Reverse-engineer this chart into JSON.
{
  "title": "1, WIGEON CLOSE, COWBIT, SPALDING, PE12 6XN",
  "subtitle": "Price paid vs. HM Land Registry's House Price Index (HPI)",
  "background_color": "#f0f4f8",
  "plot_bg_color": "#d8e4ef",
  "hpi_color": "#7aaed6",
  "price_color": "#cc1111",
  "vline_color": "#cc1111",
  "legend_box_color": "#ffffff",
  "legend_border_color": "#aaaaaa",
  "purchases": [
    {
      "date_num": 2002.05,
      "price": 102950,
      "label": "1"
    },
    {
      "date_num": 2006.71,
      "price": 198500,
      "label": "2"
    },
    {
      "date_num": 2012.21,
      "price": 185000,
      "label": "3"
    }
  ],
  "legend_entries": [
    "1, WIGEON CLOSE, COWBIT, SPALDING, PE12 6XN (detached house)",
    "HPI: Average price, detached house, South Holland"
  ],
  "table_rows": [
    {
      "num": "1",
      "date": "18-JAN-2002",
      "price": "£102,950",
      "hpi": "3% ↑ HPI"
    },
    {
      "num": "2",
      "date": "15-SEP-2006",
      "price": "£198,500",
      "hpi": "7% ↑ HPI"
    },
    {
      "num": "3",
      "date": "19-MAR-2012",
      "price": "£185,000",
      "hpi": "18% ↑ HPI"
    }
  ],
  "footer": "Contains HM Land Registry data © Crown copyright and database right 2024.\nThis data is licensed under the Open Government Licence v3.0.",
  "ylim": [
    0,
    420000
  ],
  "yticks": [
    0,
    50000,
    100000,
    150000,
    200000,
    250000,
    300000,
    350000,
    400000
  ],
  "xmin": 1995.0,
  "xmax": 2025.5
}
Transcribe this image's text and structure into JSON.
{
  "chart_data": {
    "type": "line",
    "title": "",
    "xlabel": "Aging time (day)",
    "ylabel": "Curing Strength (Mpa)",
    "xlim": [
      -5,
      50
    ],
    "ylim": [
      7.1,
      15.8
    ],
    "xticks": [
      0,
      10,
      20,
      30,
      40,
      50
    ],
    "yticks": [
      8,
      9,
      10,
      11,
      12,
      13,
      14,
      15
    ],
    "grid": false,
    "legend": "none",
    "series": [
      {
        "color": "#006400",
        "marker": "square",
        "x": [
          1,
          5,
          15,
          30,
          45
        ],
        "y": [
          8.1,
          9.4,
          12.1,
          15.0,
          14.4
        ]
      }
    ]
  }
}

## Stated task:
Transcribe each record exactly. Leave nothing out.

## Worked answer:
Reverse-engineer this chart into JSON.
{
  "title": "1, WIGEON CLOSE, COWBIT, SPALDING, PE12 6XN",
  "subtitle": "Price paid vs. HM Land Registry's House Price Index (HPI)",
  "background_color": "#f0f4f8",
  "plot_bg_color": "#d8e4ef",
  "hpi_color": "#7aaed6",
  "price_color": "#cc1111",
  "vline_color": "#cc1111",
  "legend_box_color": "#ffffff",
  "legend_border_color": "#aaaaaa",
  "purchases": [
    {
      "date_num": 2002.05,
      "price": 102950,
      "label": "1"
    },
    {
      "date_num": 2006.71,
      "price": 198500,
      "label": "2"
    },
    {
      "date_num": 2012.21,
      "price": 185000,
      "label": "3"
    }
  ],
  "legend_entries": [
    "1, WIGEON CLOSE, COWBIT, SPALDING, PE12 6XN (detached house)",
    "HPI: Average price, detached house, South Holland"
  ],
  "table_rows": [
    {
      "num": "1",
      "date": "18-JAN-2002",
      "price": "£102,950",
      "hpi": "3% ↑ HPI"
    },
    {
      "num": "2",
      "date": "15-SEP-2006",
      "price": "£198,500",
      "hpi": "7% ↑ HPI"
    },
    {
      "num": "3",
      "date": "19-MAR-2012",
      "price": "£185,000",
      "hpi": "18% ↑ HPI"
    }
  ],
  "footer": "Contains HM Land Registry data © Crown copyright and database right 2024.\nThis data is licensed under the Open Government Licence v3.0.",
  "ylim": [
    0,
    420000
  ],
  "yticks": [
    0,
    50000,
    100000,
    150000,
    200000,
    250000,
    300000,
    350000,
    400000
  ],
  "xmin": 1995.0,
  "xmax": 2025.5
}
Transcribe this image's text and structure into JSON.
{
  "chart_data": {
    "type": "line",
    "title": "",
    "xlabel": "Aging time (day)",
    "ylabel": "Curing Strength (Mpa)",
    "xlim": [
      -5,
      50
    ],
    "ylim": [
      7.1,
      15.8
    ],
    "xticks": [
      0,
      10,
      20,
      30,
      40,
      50
    ],
    "yticks": [
      8,
      9,
      10,
      11,
      12,
      13,
      14,
      15
    ],
    "grid": false,
    "legend": "none",
    "series": [
      {
        "color": "#006400",
        "marker": "square",
        "x": [
          1,
          5,
          15,
          30,
          45
        ],
        "y": [
          8.1,
          9.4,
          12.1,
          15.0,
          14.4
        ]
      }
    ]
  }
}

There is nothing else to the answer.